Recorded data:
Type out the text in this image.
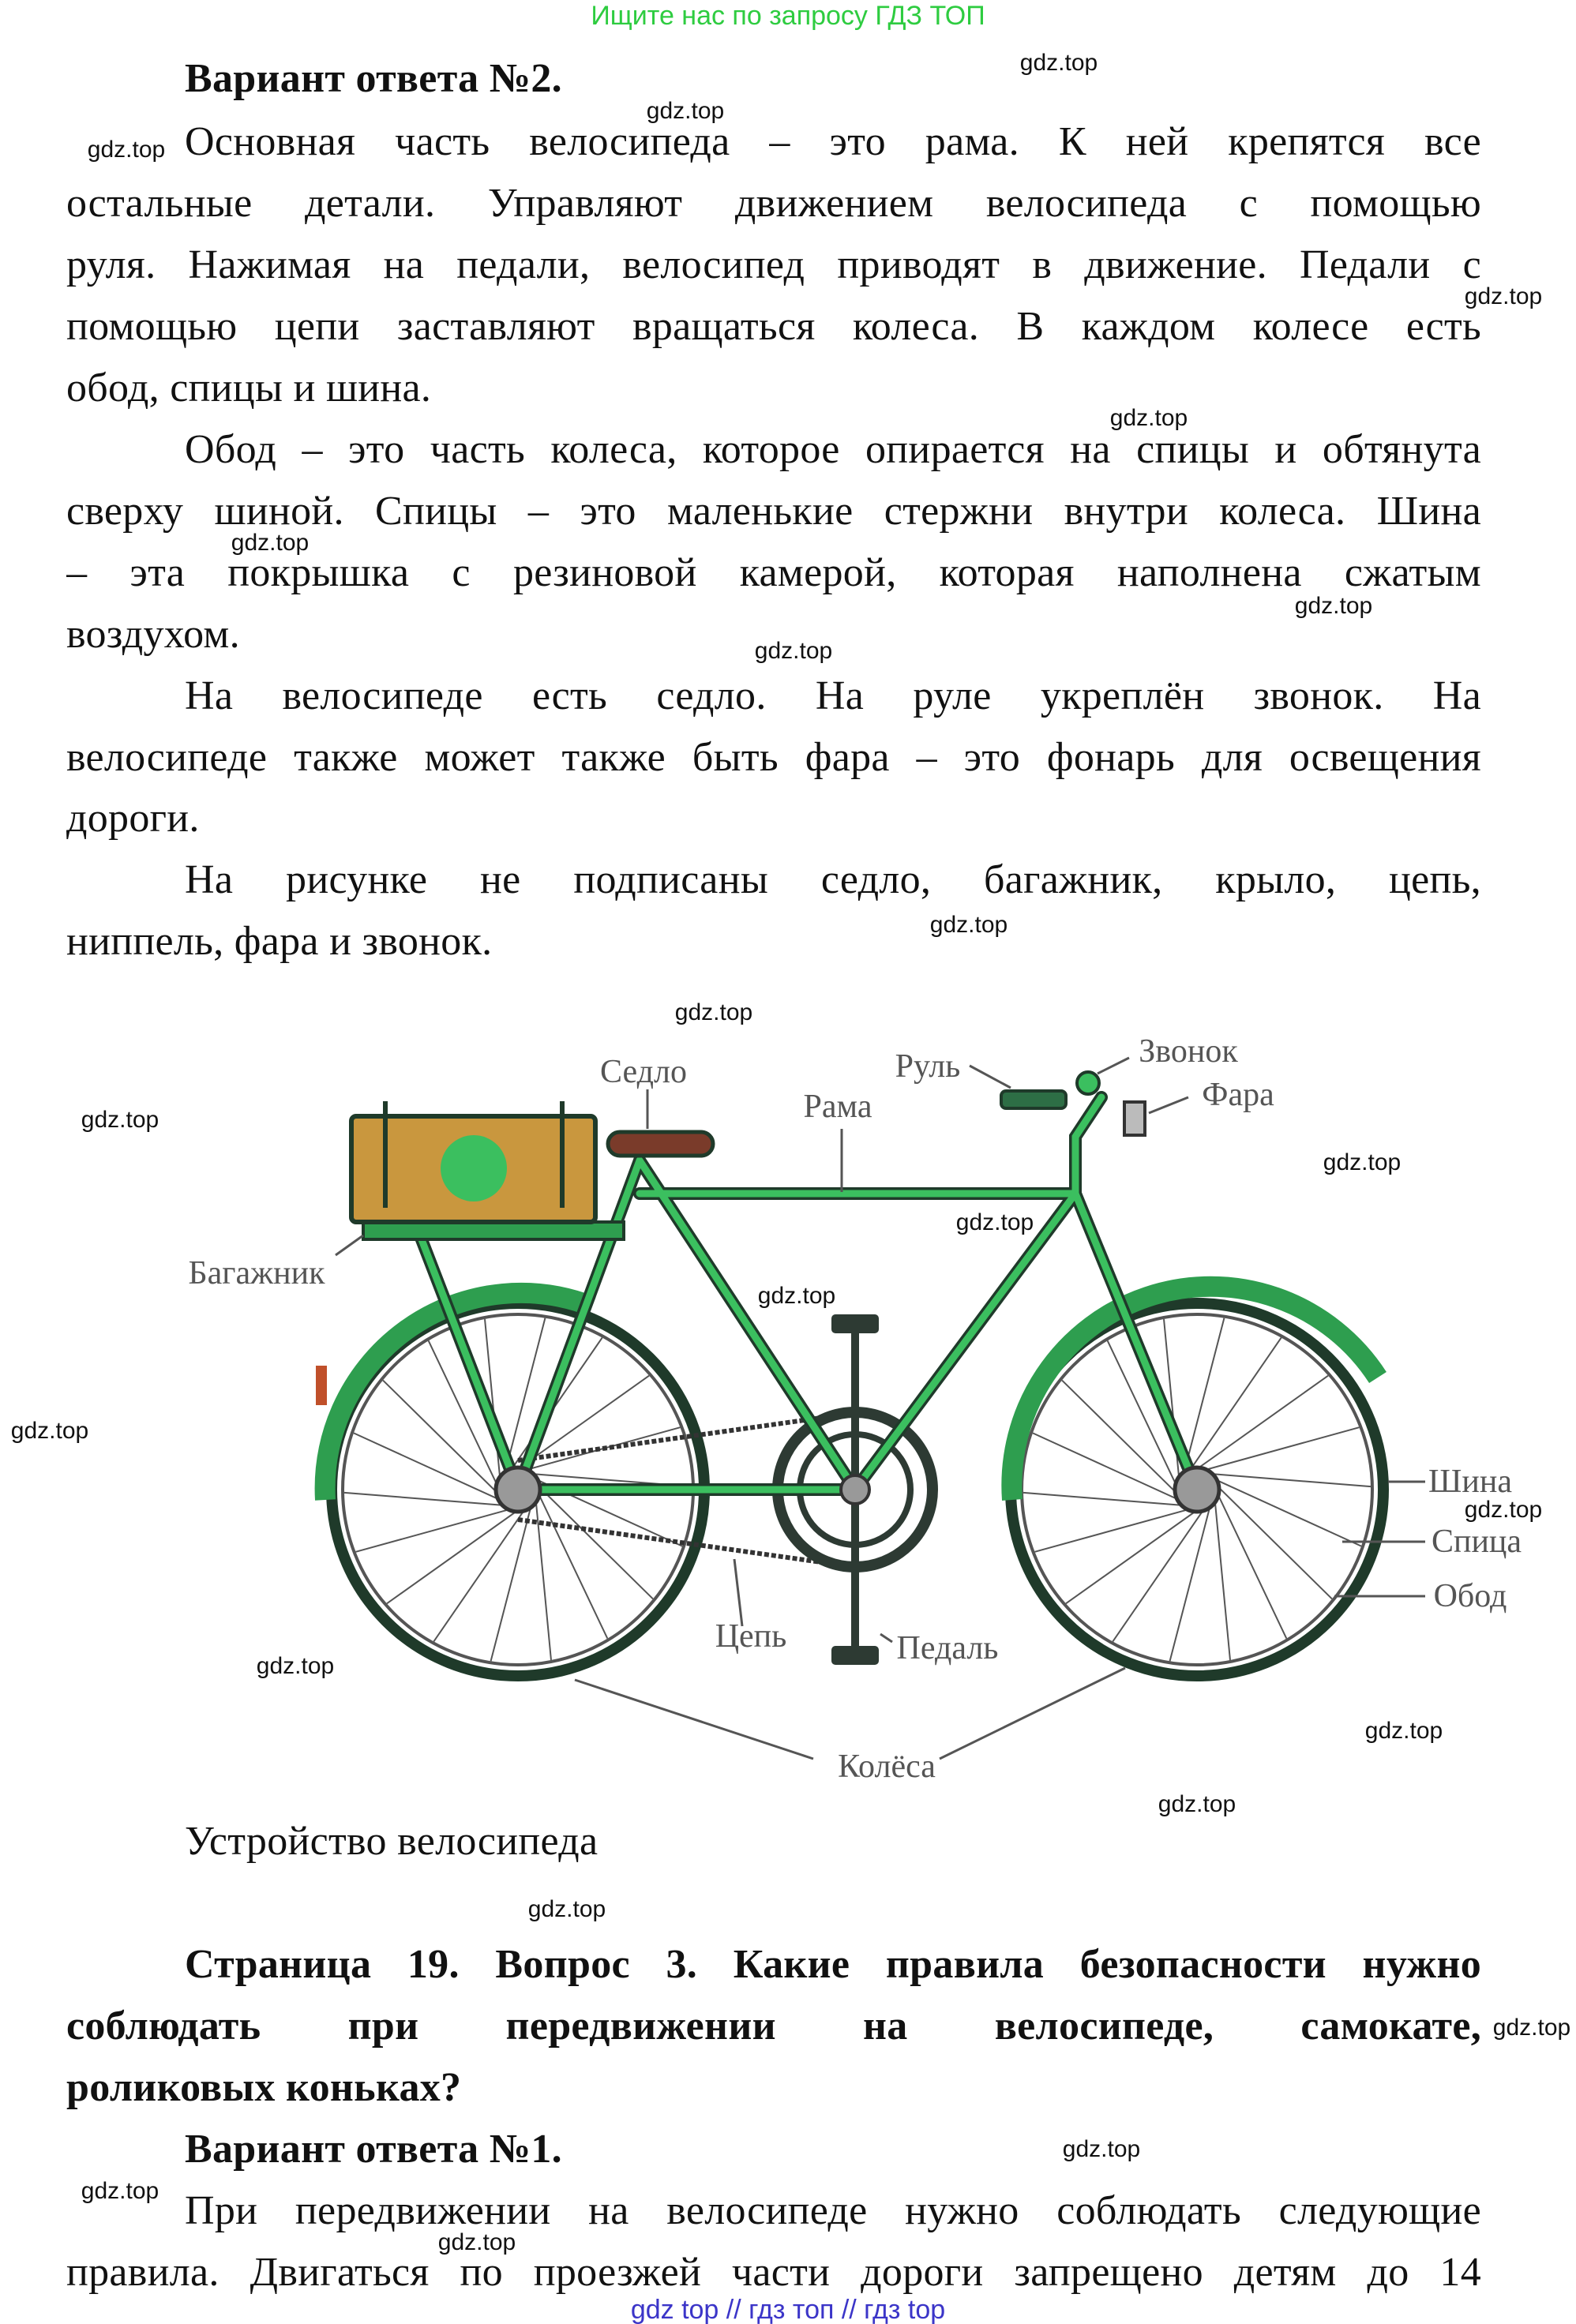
Ищите нас по запросу ГДЗ ТОП
Вариант ответа №2.
Основная часть велосипеда – это рама. К ней крепятся все
остальные детали. Управляют движением велосипеда с помощью
руля. Нажимая на педали, велосипед приводят в движение. Педали с
помощью цепи заставляют вращаться колеса. В каждом колесе есть
обод, спицы и шина.
Обод – это часть колеса, которое опирается на спицы и обтянута
сверху шиной. Спицы – это маленькие стержни внутри колеса. Шина
– эта покрышка с резиновой камерой, которая наполнена сжатым
воздухом.
На велосипеде есть седло. На руле укреплён звонок. На
велосипеде также может также быть фара – это фонарь для освещения
дороги.
На рисунке не подписаны седло, багажник, крыло, цепь,
ниппель, фара и звонок.
Седло
Рама
Руль	Звонок
Фара
Багажник
Шина
Спица
Обод
Цепь	Педаль
Колёса
Устройство велосипеда
Страница 19. Вопрос 3. Какие правила безопасности нужно
соблюдать при передвижении на велосипеде, самокате,
роликовых коньках?
Вариант ответа №1.
При передвижении на велосипеде нужно соблюдать следующие
правила. Двигаться по проезжей части дороги запрещено детям до 14
gdz top // гдз топ // гдз top
gdz.top
gdz.top
gdz.top
gdz.top
gdz.top
gdz.top
gdz.top
gdz.top
gdz.top
gdz.top
gdz.top
gdz.top
gdz.top
gdz.top
gdz.top
gdz.top
gdz.top
gdz.top
gdz.top
gdz.top
gdz.top
gdz.top
gdz.top
gdz.top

**Direction**
For each line of the entries that includes "правила", show that line.

**Exercise result**
Страница 19. Вопрос 3. Какие правила безопасности нужно
правила. Двигаться по проезжей части дороги запрещено детям до 14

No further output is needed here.